# [GOAL OF THE EXERCISE]
Work through the data below line by line and say how many lines hold "xlabel"; give only the number.

# [RECORD EXCERPTS]
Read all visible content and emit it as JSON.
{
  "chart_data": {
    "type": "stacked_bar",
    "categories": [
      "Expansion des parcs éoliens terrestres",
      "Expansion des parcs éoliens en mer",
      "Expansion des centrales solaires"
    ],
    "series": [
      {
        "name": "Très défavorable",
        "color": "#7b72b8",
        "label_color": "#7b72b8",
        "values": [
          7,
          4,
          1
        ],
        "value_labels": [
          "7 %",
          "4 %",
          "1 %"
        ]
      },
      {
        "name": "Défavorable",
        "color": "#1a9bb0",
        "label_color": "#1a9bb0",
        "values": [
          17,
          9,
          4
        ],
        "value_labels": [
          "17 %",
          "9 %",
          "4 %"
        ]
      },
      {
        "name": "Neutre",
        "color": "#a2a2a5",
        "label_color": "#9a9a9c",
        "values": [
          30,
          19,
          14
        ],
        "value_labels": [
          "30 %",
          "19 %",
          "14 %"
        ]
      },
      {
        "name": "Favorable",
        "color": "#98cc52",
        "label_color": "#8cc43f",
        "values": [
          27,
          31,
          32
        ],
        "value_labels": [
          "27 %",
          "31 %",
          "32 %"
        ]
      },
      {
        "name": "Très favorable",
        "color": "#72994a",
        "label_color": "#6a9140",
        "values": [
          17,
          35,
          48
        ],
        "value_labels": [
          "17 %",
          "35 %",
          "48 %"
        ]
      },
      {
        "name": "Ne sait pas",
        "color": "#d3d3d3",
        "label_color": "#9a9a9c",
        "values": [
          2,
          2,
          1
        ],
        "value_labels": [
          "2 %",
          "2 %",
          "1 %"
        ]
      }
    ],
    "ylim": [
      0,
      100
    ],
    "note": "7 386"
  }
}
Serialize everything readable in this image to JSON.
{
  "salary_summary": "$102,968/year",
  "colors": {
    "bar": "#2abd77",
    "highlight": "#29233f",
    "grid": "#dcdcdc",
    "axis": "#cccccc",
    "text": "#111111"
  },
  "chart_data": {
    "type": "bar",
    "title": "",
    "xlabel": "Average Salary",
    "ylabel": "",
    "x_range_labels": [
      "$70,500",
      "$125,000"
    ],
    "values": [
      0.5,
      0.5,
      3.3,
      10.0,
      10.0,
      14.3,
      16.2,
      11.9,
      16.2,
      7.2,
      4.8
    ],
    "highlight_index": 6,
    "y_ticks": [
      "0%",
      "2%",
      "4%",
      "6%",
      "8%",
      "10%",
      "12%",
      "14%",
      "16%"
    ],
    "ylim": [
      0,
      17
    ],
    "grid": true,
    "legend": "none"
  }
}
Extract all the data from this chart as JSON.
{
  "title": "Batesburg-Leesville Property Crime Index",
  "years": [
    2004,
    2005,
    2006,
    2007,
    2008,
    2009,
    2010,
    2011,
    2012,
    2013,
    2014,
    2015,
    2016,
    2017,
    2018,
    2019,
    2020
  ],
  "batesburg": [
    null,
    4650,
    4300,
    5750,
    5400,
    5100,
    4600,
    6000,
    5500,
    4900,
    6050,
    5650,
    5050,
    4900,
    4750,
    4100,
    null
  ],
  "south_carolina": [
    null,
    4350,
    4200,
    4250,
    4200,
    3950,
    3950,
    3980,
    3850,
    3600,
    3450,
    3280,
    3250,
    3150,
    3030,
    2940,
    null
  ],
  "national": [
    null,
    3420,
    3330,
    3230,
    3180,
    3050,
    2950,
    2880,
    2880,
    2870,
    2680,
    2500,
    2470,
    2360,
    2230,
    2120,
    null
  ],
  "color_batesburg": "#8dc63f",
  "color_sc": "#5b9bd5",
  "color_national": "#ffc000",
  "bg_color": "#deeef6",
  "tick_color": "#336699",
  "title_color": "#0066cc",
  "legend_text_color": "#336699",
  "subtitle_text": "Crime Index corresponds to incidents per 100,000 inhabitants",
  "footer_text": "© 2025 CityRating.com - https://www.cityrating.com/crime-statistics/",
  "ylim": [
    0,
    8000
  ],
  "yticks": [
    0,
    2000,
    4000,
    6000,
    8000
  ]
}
==
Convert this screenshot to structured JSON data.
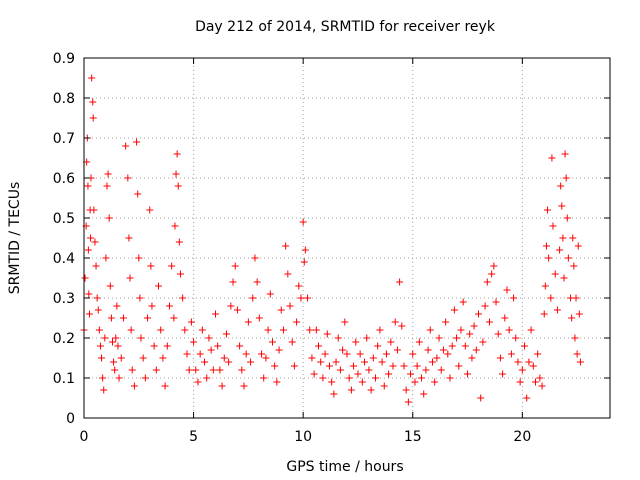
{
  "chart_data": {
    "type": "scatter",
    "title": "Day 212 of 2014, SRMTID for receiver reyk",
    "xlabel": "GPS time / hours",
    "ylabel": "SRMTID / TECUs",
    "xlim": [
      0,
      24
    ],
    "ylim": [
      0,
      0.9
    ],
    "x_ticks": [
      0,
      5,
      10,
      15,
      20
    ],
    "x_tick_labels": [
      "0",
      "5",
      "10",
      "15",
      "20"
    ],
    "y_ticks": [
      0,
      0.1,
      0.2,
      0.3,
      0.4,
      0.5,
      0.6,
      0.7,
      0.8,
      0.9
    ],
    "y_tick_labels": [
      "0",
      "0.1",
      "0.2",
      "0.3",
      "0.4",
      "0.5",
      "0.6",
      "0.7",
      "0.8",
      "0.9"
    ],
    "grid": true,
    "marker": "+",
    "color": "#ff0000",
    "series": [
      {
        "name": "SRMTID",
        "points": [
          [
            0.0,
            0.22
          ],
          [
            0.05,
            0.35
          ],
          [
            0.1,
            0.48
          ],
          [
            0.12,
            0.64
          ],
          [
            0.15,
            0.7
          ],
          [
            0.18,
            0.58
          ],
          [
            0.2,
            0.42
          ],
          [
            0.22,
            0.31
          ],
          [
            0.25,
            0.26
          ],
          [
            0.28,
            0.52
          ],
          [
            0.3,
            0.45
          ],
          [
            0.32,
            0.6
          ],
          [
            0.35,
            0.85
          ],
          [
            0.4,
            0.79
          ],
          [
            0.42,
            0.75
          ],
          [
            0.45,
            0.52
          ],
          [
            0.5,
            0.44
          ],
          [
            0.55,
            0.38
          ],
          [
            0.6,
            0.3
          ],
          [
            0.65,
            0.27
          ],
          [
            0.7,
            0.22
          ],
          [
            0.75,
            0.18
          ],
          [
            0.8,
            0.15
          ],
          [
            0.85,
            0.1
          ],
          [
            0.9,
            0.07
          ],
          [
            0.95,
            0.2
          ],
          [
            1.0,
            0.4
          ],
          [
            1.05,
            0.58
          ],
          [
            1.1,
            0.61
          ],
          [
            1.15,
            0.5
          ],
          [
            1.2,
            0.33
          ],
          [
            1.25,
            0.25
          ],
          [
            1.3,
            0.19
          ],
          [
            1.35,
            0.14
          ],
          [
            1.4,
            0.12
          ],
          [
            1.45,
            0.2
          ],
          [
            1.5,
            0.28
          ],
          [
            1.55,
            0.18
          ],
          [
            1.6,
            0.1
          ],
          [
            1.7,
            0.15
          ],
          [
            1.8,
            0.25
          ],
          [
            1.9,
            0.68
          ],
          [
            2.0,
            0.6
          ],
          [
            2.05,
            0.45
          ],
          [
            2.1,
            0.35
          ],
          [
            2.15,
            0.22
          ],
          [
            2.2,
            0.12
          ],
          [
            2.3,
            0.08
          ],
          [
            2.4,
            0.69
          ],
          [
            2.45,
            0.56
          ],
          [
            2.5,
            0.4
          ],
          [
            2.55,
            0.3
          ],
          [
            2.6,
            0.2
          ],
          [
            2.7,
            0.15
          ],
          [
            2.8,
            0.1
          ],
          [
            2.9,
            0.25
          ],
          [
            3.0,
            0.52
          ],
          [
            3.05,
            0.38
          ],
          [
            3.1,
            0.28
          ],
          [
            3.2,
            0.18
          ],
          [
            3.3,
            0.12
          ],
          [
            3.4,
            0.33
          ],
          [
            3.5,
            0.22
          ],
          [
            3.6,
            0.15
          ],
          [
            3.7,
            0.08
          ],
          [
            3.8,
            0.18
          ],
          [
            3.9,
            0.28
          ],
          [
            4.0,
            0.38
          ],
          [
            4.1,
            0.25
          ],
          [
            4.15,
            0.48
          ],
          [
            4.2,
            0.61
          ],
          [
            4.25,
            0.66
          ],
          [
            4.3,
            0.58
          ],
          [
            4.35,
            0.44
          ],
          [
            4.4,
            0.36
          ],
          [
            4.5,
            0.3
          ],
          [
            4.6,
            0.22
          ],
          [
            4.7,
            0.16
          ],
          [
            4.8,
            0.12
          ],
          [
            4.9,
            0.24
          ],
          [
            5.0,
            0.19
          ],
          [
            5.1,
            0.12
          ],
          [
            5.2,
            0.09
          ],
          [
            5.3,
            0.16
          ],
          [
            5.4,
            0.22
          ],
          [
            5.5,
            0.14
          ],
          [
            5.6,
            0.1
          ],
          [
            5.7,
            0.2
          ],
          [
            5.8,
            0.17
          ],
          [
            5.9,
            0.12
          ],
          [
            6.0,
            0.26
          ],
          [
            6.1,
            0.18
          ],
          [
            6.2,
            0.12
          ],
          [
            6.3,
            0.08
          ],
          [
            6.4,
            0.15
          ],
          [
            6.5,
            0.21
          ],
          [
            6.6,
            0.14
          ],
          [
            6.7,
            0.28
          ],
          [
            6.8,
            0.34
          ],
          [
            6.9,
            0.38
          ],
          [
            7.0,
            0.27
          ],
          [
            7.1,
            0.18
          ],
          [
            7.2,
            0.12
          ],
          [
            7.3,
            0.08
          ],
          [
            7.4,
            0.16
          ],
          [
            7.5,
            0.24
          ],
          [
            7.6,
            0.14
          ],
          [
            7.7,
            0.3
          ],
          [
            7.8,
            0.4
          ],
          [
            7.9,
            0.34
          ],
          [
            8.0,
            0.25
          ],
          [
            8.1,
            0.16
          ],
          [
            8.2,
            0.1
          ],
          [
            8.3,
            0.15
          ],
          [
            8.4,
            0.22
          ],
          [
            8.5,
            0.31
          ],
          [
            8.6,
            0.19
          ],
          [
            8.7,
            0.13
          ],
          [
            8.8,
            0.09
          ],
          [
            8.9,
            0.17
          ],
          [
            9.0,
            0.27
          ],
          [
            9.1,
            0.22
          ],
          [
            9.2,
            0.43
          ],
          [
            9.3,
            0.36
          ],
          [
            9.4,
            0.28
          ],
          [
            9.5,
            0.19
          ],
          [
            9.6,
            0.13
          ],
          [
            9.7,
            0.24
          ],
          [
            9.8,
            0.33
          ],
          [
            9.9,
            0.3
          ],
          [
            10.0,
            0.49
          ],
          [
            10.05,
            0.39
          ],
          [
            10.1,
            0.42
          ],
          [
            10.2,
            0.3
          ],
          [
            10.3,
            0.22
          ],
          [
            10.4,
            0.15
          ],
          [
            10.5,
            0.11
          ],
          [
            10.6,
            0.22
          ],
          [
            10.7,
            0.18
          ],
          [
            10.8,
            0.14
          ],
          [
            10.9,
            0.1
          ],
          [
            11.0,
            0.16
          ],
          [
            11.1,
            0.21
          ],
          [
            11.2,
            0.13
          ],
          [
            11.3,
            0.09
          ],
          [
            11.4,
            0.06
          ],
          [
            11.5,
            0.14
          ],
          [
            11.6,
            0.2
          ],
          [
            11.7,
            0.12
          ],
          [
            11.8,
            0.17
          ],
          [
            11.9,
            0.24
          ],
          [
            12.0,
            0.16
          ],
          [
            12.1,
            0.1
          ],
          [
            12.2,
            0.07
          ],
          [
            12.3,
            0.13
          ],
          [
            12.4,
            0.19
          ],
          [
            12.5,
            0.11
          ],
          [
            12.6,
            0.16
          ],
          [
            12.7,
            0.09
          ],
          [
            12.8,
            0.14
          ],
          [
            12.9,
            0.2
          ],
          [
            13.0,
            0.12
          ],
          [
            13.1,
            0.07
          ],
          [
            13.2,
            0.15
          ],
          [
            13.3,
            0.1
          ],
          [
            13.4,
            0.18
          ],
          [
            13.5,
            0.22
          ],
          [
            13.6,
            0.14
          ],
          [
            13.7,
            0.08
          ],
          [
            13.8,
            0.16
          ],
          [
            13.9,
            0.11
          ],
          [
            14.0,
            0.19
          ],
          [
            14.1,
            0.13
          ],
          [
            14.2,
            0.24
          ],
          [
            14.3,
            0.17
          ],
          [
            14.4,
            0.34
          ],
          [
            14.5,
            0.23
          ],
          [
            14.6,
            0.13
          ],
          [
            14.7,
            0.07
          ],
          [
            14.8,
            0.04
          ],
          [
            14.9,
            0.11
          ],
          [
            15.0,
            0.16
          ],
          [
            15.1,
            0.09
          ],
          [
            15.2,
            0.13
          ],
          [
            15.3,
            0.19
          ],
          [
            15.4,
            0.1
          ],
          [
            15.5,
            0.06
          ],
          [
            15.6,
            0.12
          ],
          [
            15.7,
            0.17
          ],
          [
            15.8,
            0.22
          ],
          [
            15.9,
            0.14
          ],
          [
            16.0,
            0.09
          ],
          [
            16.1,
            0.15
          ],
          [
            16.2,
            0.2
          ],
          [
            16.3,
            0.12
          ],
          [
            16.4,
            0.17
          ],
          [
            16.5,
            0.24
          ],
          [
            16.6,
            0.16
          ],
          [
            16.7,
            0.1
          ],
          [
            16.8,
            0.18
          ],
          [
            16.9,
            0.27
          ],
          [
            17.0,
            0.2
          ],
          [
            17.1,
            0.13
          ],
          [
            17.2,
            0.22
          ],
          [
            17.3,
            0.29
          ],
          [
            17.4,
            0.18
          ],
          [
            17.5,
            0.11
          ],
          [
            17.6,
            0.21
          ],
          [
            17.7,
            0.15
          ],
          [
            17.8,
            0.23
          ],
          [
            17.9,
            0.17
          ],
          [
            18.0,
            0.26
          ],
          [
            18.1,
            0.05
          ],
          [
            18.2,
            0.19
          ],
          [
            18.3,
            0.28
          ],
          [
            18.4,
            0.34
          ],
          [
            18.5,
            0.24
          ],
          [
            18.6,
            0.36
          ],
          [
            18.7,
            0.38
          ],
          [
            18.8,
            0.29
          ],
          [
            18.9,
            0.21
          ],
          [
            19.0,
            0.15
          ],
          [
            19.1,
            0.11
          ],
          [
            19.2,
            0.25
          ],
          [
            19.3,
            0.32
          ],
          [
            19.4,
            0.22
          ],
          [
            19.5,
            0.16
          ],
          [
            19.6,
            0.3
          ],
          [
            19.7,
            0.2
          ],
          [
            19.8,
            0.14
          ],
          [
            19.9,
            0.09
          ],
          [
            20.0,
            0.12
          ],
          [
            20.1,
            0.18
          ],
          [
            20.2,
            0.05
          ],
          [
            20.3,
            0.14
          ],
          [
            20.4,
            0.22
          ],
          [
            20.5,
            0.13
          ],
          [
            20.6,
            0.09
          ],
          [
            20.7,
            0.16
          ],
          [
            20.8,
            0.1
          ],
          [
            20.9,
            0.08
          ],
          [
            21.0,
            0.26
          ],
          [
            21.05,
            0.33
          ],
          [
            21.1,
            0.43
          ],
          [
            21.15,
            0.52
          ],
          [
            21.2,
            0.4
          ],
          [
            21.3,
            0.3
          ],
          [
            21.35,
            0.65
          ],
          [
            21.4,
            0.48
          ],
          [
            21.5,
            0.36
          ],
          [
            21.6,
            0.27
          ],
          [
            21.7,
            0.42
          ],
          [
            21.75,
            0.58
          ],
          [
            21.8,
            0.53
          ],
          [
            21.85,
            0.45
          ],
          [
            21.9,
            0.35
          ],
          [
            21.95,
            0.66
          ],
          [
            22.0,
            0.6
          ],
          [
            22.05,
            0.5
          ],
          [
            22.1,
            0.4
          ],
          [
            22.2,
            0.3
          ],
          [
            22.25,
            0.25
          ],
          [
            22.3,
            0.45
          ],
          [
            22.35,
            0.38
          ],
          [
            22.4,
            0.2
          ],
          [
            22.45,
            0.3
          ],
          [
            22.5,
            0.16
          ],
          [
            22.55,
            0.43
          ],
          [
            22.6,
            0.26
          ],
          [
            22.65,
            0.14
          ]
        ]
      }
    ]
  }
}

# [RESPONSE TO THIS EXERCISE]
2